(What to produce): Where does the string "JSON" appear? Copy every line of the entries below that holds it.

(Records for processing):
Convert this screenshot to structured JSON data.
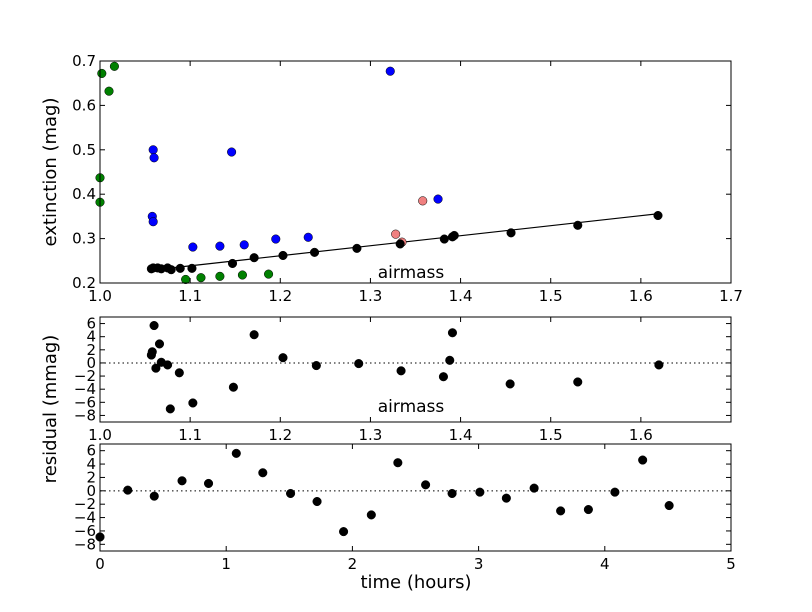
{
  "chart_data": [
    {
      "type": "scatter",
      "xlabel": "",
      "ylabel": "extinction (mag)",
      "annotation": "airmass",
      "xlim": [
        1.0,
        1.7
      ],
      "ylim": [
        0.2,
        0.7
      ],
      "xticks": [
        "1.0",
        "1.1",
        "1.2",
        "1.3",
        "1.4",
        "1.5",
        "1.6",
        "1.7"
      ],
      "yticks": [
        "0.2",
        "0.3",
        "0.4",
        "0.5",
        "0.6",
        "0.7"
      ],
      "series": [
        {
          "color": "#008000",
          "points": [
            [
              1.002,
              0.672
            ],
            [
              1.01,
              0.632
            ],
            [
              1.016,
              0.688
            ],
            [
              1.0,
              0.437
            ],
            [
              1.0,
              0.382
            ],
            [
              1.095,
              0.208
            ],
            [
              1.112,
              0.212
            ],
            [
              1.133,
              0.215
            ],
            [
              1.158,
              0.218
            ],
            [
              1.187,
              0.22
            ]
          ]
        },
        {
          "color": "#0000ff",
          "points": [
            [
              1.059,
              0.5
            ],
            [
              1.06,
              0.482
            ],
            [
              1.058,
              0.35
            ],
            [
              1.059,
              0.338
            ],
            [
              1.103,
              0.281
            ],
            [
              1.133,
              0.283
            ],
            [
              1.146,
              0.495
            ],
            [
              1.16,
              0.286
            ],
            [
              1.195,
              0.299
            ],
            [
              1.231,
              0.303
            ],
            [
              1.322,
              0.677
            ],
            [
              1.375,
              0.389
            ]
          ]
        },
        {
          "color": "#f08080",
          "points": [
            [
              1.328,
              0.31
            ],
            [
              1.335,
              0.292
            ],
            [
              1.358,
              0.385
            ]
          ]
        },
        {
          "color": "#000000",
          "points": [
            [
              1.057,
              0.232
            ],
            [
              1.059,
              0.234
            ],
            [
              1.064,
              0.234
            ],
            [
              1.068,
              0.232
            ],
            [
              1.075,
              0.234
            ],
            [
              1.079,
              0.23
            ],
            [
              1.089,
              0.233
            ],
            [
              1.102,
              0.233
            ],
            [
              1.147,
              0.244
            ],
            [
              1.171,
              0.257
            ],
            [
              1.203,
              0.262
            ],
            [
              1.238,
              0.269
            ],
            [
              1.285,
              0.278
            ],
            [
              1.333,
              0.288
            ],
            [
              1.382,
              0.299
            ],
            [
              1.391,
              0.304
            ],
            [
              1.393,
              0.307
            ],
            [
              1.456,
              0.313
            ],
            [
              1.53,
              0.33
            ],
            [
              1.619,
              0.352
            ]
          ]
        }
      ],
      "fit_line": {
        "color": "#000000",
        "x": [
          1.057,
          1.619
        ],
        "y": [
          0.229,
          0.356
        ]
      }
    },
    {
      "type": "scatter",
      "xlabel": "",
      "ylabel": "residual (mmag)",
      "annotation": "airmass",
      "xlim": [
        1.0,
        1.7
      ],
      "ylim": [
        -9,
        7
      ],
      "xticks": [
        "1.0",
        "1.1",
        "1.2",
        "1.3",
        "1.4",
        "1.5",
        "1.6"
      ],
      "yticks": [
        "6",
        "4",
        "2",
        "0",
        "−2",
        "−4",
        "−6",
        "−8"
      ],
      "zero_line": {
        "style": "dotted",
        "y": 0
      },
      "series": [
        {
          "color": "#000000",
          "points": [
            [
              1.057,
              1.2
            ],
            [
              1.058,
              1.7
            ],
            [
              1.06,
              5.7
            ],
            [
              1.062,
              -0.8
            ],
            [
              1.066,
              2.9
            ],
            [
              1.068,
              0.1
            ],
            [
              1.075,
              -0.3
            ],
            [
              1.078,
              -7.0
            ],
            [
              1.088,
              -1.5
            ],
            [
              1.103,
              -6.1
            ],
            [
              1.148,
              -3.7
            ],
            [
              1.171,
              4.3
            ],
            [
              1.203,
              0.8
            ],
            [
              1.24,
              -0.4
            ],
            [
              1.287,
              -0.1
            ],
            [
              1.334,
              -1.2
            ],
            [
              1.381,
              -2.1
            ],
            [
              1.388,
              0.4
            ],
            [
              1.391,
              4.6
            ],
            [
              1.455,
              -3.2
            ],
            [
              1.53,
              -2.9
            ],
            [
              1.62,
              -0.3
            ]
          ]
        }
      ]
    },
    {
      "type": "scatter",
      "xlabel": "time (hours)",
      "ylabel": "",
      "xlim": [
        0,
        5
      ],
      "ylim": [
        -9,
        7
      ],
      "xticks": [
        "0",
        "1",
        "2",
        "3",
        "4",
        "5"
      ],
      "yticks": [
        "6",
        "4",
        "2",
        "0",
        "−2",
        "−4",
        "−6",
        "−8"
      ],
      "zero_line": {
        "style": "dotted",
        "y": 0
      },
      "series": [
        {
          "color": "#000000",
          "points": [
            [
              0.0,
              -6.9
            ],
            [
              0.22,
              0.1
            ],
            [
              0.43,
              -0.8
            ],
            [
              0.65,
              1.5
            ],
            [
              0.86,
              1.1
            ],
            [
              1.08,
              5.6
            ],
            [
              1.29,
              2.7
            ],
            [
              1.51,
              -0.4
            ],
            [
              1.72,
              -1.6
            ],
            [
              1.93,
              -6.1
            ],
            [
              2.15,
              -3.6
            ],
            [
              2.36,
              4.2
            ],
            [
              2.58,
              0.9
            ],
            [
              2.79,
              -0.4
            ],
            [
              3.01,
              -0.2
            ],
            [
              3.22,
              -1.1
            ],
            [
              3.44,
              0.4
            ],
            [
              3.65,
              -3.0
            ],
            [
              3.87,
              -2.8
            ],
            [
              4.08,
              -0.2
            ],
            [
              4.3,
              4.6
            ],
            [
              4.51,
              -2.2
            ]
          ]
        }
      ]
    }
  ]
}
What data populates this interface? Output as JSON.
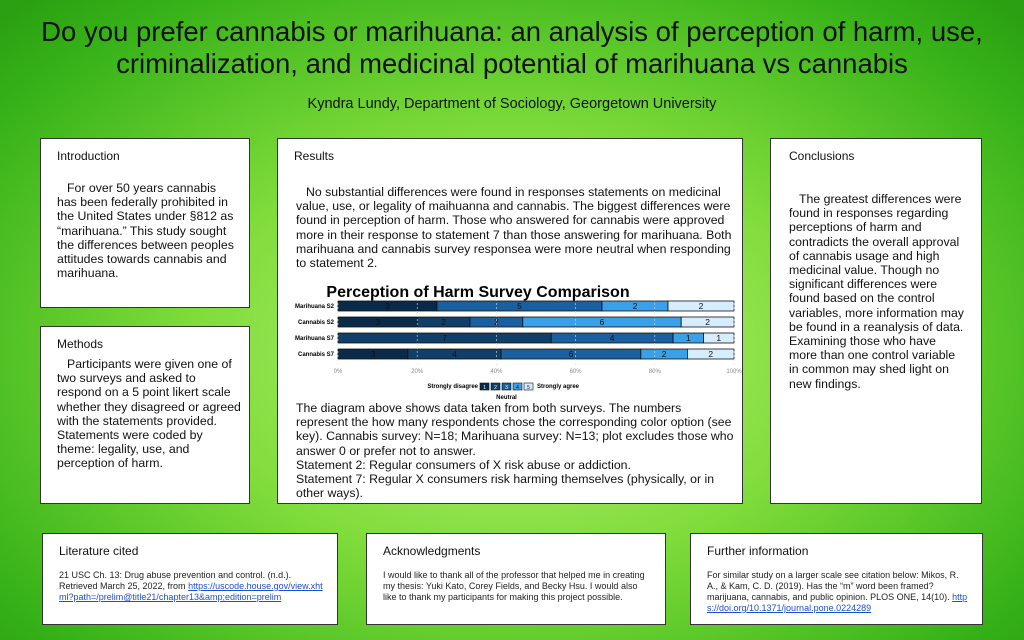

(Written solution):
Convert this screenshot to structured JSON data.
What data populates this interface? Output as JSON.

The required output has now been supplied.